▶ _EXERCICES_
1. Dans le texte fourni, relevez tous les traits par lesquels la naïveté des procédés rappelle celle des peintres primitifs.
2. Recopiez à l'identique le listing, de sa première ligne jusqu'à la ligne contenant « order-date-cell: 01/08/2025 <box>325 103 », celle-ci comprise.

▶ _TEXTE FOURNI_
++++++

La vraisemblance est d’autant mieux obtenue que nulle trace d’effort ou de composition ne se révèle :

Ses nonchalances sont ses plus grands artifices.

Les détails semblent se succéder au petit bonheur : les traits de costume ou d’équipement alternent avec les notations de caractère ou de moralité. Cela paraît à peine trié et ordonné. Ajoutez que la naïveté des procédés rappelle sans cesse celle des peintres primitifs, par je ne sais quel air de gaucherie, par la raideur inexperte de certains contours, par une insistance sur des minuties qui fait d’abord sourire, par la recherche des couleurs vives et en même temps par l’unique emploi des teintes plates à l’exclusion des tons dégradés. La présentation des pèlerins est faite avec une simplicité monotone dont le plus rude artiste ne se contenterait pas aujourd’hui. Un à un, en des cadres rangés à égale distance l’un de l’autre, placés sur le même plan, et tous à la même hauteur, ils nous regardent tous de face. Les seules diversités extérieures consistent en deux toiles laissées vides (peut-être provisoirement) avec les noms seuls écrits au bas, celui de la Nonne qui sert de chapelaine à la Prieure, et celui du prêtre qui l’accompagne[1] ; ou bien

  1. Je dis le Prêtre et non les trois Prêtres. Voir la note du vers 164, p. 525.

++++++

▶ _DONNÉES_
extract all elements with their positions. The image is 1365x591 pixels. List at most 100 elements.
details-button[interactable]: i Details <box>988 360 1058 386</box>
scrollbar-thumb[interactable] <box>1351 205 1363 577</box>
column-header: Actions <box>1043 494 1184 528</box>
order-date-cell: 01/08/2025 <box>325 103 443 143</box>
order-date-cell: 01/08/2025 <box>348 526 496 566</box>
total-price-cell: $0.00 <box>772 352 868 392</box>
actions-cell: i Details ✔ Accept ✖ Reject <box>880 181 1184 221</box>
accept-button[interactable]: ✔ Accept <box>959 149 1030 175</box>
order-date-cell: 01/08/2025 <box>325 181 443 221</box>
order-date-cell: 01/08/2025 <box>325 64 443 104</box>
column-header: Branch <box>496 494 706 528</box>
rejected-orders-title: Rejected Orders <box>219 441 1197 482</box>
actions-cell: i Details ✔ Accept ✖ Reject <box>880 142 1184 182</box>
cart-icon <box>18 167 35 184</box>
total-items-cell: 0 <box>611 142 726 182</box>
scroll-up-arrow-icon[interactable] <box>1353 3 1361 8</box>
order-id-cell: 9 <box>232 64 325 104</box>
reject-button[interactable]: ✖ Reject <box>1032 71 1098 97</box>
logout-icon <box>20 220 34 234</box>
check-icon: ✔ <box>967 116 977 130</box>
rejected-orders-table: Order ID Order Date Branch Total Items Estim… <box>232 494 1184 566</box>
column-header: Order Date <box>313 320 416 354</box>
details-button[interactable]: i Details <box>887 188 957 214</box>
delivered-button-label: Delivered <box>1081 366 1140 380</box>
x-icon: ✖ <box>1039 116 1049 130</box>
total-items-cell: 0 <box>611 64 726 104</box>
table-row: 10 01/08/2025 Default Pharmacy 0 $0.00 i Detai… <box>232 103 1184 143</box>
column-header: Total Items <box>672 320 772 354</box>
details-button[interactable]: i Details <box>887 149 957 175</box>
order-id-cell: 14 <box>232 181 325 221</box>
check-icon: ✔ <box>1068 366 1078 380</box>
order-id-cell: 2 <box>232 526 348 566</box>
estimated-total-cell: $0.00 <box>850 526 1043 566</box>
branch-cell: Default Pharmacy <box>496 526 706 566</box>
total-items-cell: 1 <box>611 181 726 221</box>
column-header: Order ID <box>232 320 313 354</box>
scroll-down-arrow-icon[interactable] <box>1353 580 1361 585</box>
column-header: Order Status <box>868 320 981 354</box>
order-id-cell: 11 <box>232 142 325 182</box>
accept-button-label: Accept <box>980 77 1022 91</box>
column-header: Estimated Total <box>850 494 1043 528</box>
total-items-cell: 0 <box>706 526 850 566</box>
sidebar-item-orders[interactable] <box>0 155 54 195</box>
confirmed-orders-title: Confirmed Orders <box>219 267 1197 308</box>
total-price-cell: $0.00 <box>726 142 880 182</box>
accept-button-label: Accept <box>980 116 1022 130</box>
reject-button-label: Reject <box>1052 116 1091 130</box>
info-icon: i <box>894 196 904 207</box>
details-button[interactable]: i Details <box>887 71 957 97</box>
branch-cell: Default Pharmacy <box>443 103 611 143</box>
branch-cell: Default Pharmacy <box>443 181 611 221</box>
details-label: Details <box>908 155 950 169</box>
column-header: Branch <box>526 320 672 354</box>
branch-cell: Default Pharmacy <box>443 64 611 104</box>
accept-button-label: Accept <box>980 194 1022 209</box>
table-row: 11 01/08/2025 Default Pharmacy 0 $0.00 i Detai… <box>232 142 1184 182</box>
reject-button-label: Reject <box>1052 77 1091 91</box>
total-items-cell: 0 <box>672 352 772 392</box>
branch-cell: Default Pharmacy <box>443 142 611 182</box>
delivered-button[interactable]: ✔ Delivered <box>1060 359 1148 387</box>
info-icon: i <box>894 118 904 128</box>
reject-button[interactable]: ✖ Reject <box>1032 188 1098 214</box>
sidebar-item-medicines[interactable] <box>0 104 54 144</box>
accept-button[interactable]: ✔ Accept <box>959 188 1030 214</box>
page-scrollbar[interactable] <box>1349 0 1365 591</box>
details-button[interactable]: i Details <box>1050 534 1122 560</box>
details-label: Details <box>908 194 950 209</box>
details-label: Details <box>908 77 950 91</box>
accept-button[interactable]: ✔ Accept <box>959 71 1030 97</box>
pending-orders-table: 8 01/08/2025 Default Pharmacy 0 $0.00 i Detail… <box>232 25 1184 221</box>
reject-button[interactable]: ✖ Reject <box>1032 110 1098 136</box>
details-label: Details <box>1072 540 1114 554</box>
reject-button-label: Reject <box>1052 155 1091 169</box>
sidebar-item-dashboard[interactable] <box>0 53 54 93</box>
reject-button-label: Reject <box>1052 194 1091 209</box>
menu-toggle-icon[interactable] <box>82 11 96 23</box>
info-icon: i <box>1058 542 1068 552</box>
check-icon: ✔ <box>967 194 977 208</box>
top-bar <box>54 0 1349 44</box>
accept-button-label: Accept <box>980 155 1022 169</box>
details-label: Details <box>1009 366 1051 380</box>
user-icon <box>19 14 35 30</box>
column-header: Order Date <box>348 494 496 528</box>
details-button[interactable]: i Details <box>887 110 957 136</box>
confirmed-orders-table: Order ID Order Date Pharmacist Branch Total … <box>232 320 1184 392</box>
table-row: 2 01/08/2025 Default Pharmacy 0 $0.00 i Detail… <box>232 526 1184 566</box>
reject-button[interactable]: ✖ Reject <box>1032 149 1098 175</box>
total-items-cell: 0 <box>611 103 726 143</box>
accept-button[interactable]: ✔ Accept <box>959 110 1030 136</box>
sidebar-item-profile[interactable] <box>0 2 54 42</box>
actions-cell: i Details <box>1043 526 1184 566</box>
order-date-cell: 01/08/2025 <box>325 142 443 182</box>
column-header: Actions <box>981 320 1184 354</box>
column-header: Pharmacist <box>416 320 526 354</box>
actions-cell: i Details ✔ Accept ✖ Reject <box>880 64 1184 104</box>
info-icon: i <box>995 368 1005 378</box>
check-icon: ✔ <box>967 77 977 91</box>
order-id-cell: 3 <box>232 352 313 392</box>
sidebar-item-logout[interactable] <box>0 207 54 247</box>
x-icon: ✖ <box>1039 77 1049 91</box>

++++++

▶ _CORRIGÉS_
1.
- un air de gaucherie
- la raideur inexperte de certains contours
- une insistance sur des minuties qui fait d'abord sourire
- la recherche des couleurs vives
- l'unique emploi des teintes plates à l'exclusion des tons dégradés

2.
extract all elements with their positions. The image is 1365x591 pixels. List at most 100 elements.
details-button[interactable]: i Details <box>988 360 1058 386</box>
scrollbar-thumb[interactable] <box>1351 205 1363 577</box>
column-header: Actions <box>1043 494 1184 528</box>
order-date-cell: 01/08/2025 <box>325 103 443 143</box>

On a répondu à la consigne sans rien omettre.